◆ Records from a collection ◆
[start]

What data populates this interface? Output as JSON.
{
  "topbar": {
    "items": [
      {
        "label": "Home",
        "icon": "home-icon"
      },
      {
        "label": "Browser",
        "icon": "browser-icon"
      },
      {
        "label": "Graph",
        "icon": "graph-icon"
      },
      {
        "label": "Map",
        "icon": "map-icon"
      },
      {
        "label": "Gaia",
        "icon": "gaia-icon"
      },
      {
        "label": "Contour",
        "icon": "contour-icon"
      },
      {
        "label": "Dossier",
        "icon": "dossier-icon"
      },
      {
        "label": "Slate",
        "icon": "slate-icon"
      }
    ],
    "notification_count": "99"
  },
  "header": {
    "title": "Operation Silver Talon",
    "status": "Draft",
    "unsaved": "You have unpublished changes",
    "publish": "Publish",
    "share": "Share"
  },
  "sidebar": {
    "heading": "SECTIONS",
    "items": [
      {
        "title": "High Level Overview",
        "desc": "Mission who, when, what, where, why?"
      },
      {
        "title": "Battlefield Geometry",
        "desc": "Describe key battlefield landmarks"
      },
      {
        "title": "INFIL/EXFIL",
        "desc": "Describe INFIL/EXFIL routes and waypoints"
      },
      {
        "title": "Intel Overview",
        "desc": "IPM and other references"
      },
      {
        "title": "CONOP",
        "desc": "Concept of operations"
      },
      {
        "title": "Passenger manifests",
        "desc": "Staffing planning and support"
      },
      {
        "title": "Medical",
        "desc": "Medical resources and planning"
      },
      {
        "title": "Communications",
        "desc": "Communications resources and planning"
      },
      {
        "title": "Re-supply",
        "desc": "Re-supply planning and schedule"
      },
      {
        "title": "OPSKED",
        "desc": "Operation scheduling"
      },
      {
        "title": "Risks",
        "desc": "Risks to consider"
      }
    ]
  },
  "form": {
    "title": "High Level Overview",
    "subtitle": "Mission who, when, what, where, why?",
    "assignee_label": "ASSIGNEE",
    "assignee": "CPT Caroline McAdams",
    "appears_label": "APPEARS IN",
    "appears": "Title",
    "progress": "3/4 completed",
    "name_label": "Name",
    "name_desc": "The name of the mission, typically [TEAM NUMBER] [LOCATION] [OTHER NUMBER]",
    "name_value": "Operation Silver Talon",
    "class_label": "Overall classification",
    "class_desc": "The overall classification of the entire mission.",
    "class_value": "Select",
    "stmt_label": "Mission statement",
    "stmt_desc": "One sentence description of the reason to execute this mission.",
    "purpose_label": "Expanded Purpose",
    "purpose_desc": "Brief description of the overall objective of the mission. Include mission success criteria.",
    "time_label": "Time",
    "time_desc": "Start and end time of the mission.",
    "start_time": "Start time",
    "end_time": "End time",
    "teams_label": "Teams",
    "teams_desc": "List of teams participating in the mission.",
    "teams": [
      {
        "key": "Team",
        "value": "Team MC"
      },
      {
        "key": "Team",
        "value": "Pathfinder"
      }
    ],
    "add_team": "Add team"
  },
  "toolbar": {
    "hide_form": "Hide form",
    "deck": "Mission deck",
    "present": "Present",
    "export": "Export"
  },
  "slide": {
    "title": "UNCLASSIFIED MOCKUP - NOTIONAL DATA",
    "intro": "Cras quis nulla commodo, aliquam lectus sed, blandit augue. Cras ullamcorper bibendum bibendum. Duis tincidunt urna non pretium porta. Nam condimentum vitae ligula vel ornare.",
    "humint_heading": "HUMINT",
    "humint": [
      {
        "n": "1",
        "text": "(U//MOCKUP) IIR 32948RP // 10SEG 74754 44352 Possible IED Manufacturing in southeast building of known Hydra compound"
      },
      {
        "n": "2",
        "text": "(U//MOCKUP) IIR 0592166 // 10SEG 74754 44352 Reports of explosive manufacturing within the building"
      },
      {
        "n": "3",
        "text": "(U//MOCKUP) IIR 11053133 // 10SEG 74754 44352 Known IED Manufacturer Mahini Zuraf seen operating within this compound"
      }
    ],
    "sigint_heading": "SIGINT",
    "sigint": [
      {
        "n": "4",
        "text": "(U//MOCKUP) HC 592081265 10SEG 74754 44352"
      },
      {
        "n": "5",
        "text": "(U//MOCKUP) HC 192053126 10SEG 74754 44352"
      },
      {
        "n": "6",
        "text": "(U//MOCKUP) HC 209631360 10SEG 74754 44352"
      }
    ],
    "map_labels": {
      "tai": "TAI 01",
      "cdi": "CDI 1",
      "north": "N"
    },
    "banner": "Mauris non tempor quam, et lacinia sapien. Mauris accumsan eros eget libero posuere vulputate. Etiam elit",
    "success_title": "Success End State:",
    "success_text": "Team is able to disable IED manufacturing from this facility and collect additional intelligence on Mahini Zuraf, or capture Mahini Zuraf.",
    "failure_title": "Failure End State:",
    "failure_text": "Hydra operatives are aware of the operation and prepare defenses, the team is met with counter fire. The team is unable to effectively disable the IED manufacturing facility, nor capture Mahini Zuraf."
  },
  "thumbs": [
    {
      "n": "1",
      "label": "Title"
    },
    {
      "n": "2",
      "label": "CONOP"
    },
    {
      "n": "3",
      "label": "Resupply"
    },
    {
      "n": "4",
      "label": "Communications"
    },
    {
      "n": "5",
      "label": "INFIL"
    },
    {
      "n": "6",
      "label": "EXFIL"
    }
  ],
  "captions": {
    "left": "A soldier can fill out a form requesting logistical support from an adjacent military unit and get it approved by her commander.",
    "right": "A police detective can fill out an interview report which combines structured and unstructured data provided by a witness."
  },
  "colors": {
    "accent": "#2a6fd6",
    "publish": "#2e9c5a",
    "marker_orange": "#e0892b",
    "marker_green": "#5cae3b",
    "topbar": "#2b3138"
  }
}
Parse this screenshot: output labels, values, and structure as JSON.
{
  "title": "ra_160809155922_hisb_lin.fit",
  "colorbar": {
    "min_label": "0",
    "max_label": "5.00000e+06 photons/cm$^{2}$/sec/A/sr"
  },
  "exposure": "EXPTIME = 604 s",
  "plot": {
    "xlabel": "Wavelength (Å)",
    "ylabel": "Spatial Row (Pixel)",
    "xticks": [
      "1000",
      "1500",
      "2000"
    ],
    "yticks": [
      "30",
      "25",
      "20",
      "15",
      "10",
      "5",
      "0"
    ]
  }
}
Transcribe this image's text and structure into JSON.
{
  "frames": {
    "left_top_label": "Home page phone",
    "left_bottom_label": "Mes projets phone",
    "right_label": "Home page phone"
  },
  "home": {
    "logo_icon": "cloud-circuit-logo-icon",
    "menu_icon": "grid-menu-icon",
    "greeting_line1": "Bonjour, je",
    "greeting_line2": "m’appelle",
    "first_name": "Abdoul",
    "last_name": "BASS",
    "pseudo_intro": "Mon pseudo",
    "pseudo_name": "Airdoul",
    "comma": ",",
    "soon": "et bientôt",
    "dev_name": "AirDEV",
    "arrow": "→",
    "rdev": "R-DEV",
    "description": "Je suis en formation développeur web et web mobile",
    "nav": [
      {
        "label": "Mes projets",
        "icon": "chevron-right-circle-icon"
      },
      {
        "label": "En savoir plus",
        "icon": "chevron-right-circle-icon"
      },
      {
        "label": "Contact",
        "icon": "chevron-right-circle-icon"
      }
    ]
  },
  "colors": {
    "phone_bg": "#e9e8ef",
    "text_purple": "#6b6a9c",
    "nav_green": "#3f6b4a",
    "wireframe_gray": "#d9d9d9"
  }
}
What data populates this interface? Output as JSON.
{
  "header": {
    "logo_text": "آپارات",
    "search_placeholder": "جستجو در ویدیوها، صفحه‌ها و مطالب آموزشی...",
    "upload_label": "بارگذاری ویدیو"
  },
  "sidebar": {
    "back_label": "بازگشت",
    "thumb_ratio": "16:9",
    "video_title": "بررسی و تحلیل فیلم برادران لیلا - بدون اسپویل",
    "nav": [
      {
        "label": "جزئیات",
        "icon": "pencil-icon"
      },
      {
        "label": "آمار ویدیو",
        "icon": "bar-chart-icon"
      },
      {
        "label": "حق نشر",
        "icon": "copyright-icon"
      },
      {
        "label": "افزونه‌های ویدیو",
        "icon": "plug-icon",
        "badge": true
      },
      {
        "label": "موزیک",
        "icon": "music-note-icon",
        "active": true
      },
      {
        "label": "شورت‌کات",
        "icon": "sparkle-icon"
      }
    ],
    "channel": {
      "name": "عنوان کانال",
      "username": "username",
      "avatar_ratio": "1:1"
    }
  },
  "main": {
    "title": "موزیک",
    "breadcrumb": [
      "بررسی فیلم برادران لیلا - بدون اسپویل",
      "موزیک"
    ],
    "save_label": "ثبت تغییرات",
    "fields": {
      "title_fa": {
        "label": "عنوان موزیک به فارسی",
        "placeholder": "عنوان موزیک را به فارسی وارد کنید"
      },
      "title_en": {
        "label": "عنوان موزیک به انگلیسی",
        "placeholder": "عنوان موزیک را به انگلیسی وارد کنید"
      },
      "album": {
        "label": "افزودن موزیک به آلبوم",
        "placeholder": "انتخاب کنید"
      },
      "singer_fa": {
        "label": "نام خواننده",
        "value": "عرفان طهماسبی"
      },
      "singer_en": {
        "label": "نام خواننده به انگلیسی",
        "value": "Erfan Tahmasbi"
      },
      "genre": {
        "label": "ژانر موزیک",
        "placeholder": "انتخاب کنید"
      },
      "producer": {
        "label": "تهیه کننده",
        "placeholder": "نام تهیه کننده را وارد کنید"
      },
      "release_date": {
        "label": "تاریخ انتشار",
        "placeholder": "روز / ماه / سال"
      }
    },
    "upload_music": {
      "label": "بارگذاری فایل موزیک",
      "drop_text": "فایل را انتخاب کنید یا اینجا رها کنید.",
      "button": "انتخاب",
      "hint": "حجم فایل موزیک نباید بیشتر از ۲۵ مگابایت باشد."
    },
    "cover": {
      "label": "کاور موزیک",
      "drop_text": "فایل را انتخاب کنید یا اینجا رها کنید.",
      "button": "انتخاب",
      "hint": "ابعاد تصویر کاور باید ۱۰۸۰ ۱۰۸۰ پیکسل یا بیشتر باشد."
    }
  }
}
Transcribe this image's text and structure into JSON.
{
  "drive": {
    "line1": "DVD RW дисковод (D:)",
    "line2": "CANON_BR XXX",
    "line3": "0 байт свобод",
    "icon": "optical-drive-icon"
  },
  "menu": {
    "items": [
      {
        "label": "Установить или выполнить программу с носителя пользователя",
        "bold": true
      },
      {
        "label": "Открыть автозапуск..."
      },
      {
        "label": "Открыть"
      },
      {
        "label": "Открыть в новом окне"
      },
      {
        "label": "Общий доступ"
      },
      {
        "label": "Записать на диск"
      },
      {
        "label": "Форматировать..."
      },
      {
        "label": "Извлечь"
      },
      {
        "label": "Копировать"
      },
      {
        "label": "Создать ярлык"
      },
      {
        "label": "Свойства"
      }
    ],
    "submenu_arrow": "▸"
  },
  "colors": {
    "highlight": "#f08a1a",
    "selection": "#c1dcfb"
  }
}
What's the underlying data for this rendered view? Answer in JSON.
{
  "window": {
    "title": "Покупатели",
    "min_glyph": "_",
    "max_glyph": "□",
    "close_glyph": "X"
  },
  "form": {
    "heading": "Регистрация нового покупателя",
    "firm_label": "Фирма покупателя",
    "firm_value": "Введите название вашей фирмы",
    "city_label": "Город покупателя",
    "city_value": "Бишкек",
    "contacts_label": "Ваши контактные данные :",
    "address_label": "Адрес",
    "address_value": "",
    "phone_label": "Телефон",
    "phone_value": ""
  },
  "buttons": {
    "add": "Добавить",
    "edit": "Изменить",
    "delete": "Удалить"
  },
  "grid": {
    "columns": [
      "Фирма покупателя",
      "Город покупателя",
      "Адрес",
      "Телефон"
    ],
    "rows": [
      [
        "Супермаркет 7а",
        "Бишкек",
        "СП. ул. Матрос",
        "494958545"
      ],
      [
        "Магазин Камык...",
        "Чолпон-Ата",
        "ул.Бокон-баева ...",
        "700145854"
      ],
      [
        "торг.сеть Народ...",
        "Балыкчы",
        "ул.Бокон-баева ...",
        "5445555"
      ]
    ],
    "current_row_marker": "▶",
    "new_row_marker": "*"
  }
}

[end]

◆ AIM OF THE TASK ◆
Give only the number of lines in the listing above that include the string "بررسی".

◆ COMPLETE ANSWER ◆
2